EXERCISE BRIEF:
Could you repeat the entries below word for word, leaving nothing out?

Page segmentation data:
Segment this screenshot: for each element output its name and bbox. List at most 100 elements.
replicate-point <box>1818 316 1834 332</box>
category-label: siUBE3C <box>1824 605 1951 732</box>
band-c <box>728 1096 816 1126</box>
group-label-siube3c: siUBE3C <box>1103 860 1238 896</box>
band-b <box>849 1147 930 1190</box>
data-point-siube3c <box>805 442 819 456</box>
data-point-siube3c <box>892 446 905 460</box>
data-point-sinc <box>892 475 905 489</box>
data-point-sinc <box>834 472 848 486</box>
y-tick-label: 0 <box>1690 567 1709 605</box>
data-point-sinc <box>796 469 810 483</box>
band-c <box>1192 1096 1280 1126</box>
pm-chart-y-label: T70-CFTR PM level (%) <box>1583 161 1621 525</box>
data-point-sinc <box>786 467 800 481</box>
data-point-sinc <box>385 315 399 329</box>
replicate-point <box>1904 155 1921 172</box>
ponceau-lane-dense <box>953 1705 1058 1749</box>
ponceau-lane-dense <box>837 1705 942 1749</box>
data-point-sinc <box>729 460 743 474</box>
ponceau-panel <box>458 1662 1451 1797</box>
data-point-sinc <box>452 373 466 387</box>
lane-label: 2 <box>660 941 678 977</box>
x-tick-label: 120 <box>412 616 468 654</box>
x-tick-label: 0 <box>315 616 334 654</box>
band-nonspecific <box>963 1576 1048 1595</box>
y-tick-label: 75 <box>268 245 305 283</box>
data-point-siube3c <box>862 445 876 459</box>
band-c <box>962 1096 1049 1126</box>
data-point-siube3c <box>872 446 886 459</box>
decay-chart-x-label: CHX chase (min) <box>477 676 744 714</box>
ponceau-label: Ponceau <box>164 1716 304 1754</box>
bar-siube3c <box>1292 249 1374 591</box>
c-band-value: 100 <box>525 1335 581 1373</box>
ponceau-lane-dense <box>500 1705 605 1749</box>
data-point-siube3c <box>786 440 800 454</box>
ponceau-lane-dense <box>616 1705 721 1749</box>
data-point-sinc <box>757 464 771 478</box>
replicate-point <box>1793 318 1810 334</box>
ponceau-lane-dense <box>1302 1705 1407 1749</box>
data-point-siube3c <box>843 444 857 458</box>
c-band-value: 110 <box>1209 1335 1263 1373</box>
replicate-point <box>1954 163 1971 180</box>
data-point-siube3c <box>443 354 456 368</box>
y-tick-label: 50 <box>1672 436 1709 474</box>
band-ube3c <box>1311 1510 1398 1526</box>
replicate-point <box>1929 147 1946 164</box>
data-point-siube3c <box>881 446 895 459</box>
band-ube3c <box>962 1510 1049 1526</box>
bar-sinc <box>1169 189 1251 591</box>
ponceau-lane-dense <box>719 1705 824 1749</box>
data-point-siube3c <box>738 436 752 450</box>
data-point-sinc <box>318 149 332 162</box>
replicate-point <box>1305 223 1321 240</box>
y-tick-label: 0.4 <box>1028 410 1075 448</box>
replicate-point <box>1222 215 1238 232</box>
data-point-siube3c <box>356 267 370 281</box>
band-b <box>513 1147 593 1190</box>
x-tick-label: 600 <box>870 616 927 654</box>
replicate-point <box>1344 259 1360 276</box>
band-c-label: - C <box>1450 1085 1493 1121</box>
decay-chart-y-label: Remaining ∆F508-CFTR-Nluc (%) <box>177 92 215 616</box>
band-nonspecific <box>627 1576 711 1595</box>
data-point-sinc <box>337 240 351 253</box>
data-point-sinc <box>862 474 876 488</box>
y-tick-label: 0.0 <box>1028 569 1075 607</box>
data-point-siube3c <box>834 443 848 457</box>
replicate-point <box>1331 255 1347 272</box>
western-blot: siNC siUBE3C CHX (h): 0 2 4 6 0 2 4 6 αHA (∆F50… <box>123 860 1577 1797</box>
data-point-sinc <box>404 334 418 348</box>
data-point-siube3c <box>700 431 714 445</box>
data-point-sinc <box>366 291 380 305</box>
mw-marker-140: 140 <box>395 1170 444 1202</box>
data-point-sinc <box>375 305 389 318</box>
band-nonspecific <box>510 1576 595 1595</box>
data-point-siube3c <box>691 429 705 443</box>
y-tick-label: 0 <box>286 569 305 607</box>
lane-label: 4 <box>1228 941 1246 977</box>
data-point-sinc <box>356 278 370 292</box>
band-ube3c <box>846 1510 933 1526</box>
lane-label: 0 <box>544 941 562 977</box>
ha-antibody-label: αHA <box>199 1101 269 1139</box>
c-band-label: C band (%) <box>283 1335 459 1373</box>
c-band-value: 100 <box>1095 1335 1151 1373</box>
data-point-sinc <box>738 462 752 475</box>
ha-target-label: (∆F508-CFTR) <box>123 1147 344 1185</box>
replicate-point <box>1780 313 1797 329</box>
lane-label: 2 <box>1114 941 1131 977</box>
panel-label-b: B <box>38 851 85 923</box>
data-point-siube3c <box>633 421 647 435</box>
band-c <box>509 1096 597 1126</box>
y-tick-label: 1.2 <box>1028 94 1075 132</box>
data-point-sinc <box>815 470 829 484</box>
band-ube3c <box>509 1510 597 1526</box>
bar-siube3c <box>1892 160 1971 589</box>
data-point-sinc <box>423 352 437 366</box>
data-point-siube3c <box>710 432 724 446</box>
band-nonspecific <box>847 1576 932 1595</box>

TASK ANSWER:
Segment this screenshot: for each element output its name and bbox. List at most 100 elements.
replicate-point <box>1818 316 1834 332</box>
category-label: siUBE3C <box>1824 605 1951 732</box>
band-c <box>728 1096 816 1126</box>
group-label-siube3c: siUBE3C <box>1103 860 1238 896</box>
band-b <box>849 1147 930 1190</box>
data-point-siube3c <box>805 442 819 456</box>
data-point-siube3c <box>892 446 905 460</box>
data-point-sinc <box>892 475 905 489</box>
data-point-sinc <box>834 472 848 486</box>
y-tick-label: 0 <box>1690 567 1709 605</box>
data-point-sinc <box>796 469 810 483</box>
band-c <box>1192 1096 1280 1126</box>
pm-chart-y-label: T70-CFTR PM level (%) <box>1583 161 1621 525</box>
data-point-sinc <box>786 467 800 481</box>
data-point-sinc <box>385 315 399 329</box>
replicate-point <box>1904 155 1921 172</box>
ponceau-lane-dense <box>953 1705 1058 1749</box>
ponceau-lane-dense <box>837 1705 942 1749</box>
data-point-sinc <box>729 460 743 474</box>
ponceau-panel <box>458 1662 1451 1797</box>
data-point-sinc <box>452 373 466 387</box>
lane-label: 2 <box>660 941 678 977</box>
x-tick-label: 120 <box>412 616 468 654</box>
x-tick-label: 0 <box>315 616 334 654</box>
band-nonspecific <box>963 1576 1048 1595</box>
y-tick-label: 75 <box>268 245 305 283</box>
data-point-siube3c <box>862 445 876 459</box>
band-c <box>962 1096 1049 1126</box>
data-point-siube3c <box>872 446 886 459</box>
decay-chart-x-label: CHX chase (min) <box>477 676 744 714</box>
ponceau-label: Ponceau <box>164 1716 304 1754</box>
bar-siube3c <box>1292 249 1374 591</box>
c-band-value: 100 <box>525 1335 581 1373</box>
ponceau-lane-dense <box>500 1705 605 1749</box>
data-point-siube3c <box>786 440 800 454</box>
ponceau-lane-dense <box>616 1705 721 1749</box>
data-point-sinc <box>757 464 771 478</box>
replicate-point <box>1793 318 1810 334</box>
ponceau-lane-dense <box>1302 1705 1407 1749</box>
data-point-siube3c <box>843 444 857 458</box>
c-band-value: 110 <box>1209 1335 1263 1373</box>
replicate-point <box>1954 163 1971 180</box>
data-point-siube3c <box>443 354 456 368</box>
y-tick-label: 50 <box>1672 436 1709 474</box>
band-ube3c <box>1311 1510 1398 1526</box>
replicate-point <box>1929 147 1946 164</box>
data-point-siube3c <box>881 446 895 459</box>
band-ube3c <box>962 1510 1049 1526</box>
bar-sinc <box>1169 189 1251 591</box>
ponceau-lane-dense <box>719 1705 824 1749</box>
data-point-siube3c <box>738 436 752 450</box>
data-point-sinc <box>318 149 332 162</box>
replicate-point <box>1305 223 1321 240</box>
y-tick-label: 0.4 <box>1028 410 1075 448</box>
replicate-point <box>1222 215 1238 232</box>
data-point-siube3c <box>356 267 370 281</box>
band-b <box>513 1147 593 1190</box>
x-tick-label: 600 <box>870 616 927 654</box>
replicate-point <box>1344 259 1360 276</box>
band-c-label: - C <box>1450 1085 1493 1121</box>
decay-chart-y-label: Remaining ∆F508-CFTR-Nluc (%) <box>177 92 215 616</box>
band-nonspecific <box>627 1576 711 1595</box>
data-point-sinc <box>337 240 351 253</box>
data-point-sinc <box>862 474 876 488</box>
y-tick-label: 0.0 <box>1028 569 1075 607</box>
data-point-siube3c <box>834 443 848 457</box>
replicate-point <box>1331 255 1347 272</box>
western-blot: siNC siUBE3C CHX (h): 0 2 4 6 0 2 4 6 αHA (∆F50… <box>123 860 1577 1797</box>
data-point-sinc <box>404 334 418 348</box>
data-point-siube3c <box>700 431 714 445</box>
data-point-sinc <box>366 291 380 305</box>
mw-marker-140: 140 <box>395 1170 444 1202</box>
data-point-sinc <box>375 305 389 318</box>
band-nonspecific <box>510 1576 595 1595</box>
data-point-siube3c <box>691 429 705 443</box>
y-tick-label: 0 <box>286 569 305 607</box>
lane-label: 4 <box>1228 941 1246 977</box>
data-point-sinc <box>356 278 370 292</box>
band-ube3c <box>846 1510 933 1526</box>
lane-label: 0 <box>544 941 562 977</box>
ha-antibody-label: αHA <box>199 1101 269 1139</box>
c-band-label: C band (%) <box>283 1335 459 1373</box>
c-band-value: 100 <box>1095 1335 1151 1373</box>
data-point-sinc <box>738 462 752 475</box>
ha-target-label: (∆F508-CFTR) <box>123 1147 344 1185</box>
replicate-point <box>1780 313 1797 329</box>
lane-label: 2 <box>1114 941 1131 977</box>
panel-label-b: B <box>38 851 85 923</box>
data-point-siube3c <box>633 421 647 435</box>
band-c <box>509 1096 597 1126</box>
y-tick-label: 1.2 <box>1028 94 1075 132</box>
data-point-sinc <box>815 470 829 484</box>
band-ube3c <box>509 1510 597 1526</box>
bar-siube3c <box>1892 160 1971 589</box>
data-point-sinc <box>423 352 437 366</box>
data-point-siube3c <box>710 432 724 446</box>
band-nonspecific <box>847 1576 932 1595</box>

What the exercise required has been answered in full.